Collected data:
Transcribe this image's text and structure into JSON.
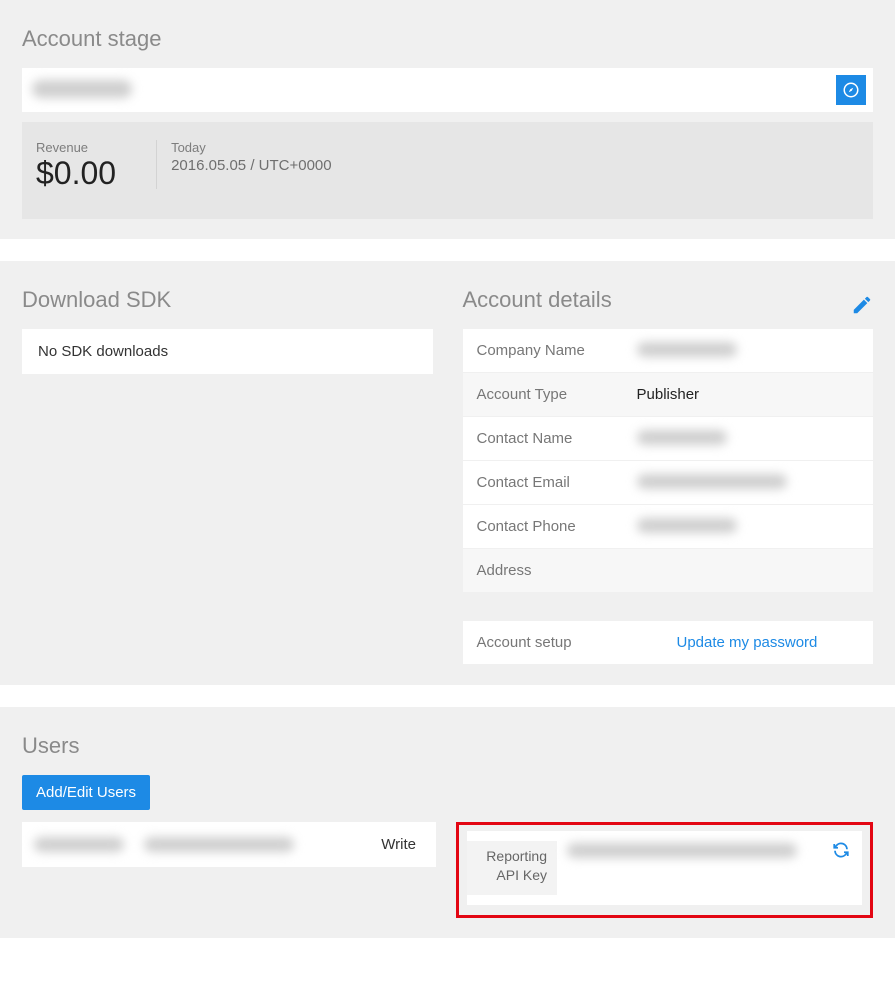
{
  "account_stage": {
    "title": "Account stage",
    "revenue_label": "Revenue",
    "revenue_value": "$0.00",
    "today_label": "Today",
    "today_value": "2016.05.05 / UTC+0000"
  },
  "download_sdk": {
    "title": "Download SDK",
    "empty_text": "No SDK downloads"
  },
  "account_details": {
    "title": "Account details",
    "rows": {
      "company_label": "Company Name",
      "type_label": "Account Type",
      "type_value": "Publisher",
      "contact_name_label": "Contact Name",
      "contact_email_label": "Contact Email",
      "contact_phone_label": "Contact Phone",
      "address_label": "Address",
      "setup_label": "Account setup",
      "setup_link": "Update my password"
    }
  },
  "users": {
    "title": "Users",
    "add_edit_label": "Add/Edit Users",
    "permission": "Write",
    "api_key_label_line1": "Reporting",
    "api_key_label_line2": "API Key"
  }
}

Exercise
Filter the records for lines holding the string "Contact". Copy each one.

Result
      "contact_name_label": "Contact Name",
      "contact_email_label": "Contact Email",
      "contact_phone_label": "Contact Phone",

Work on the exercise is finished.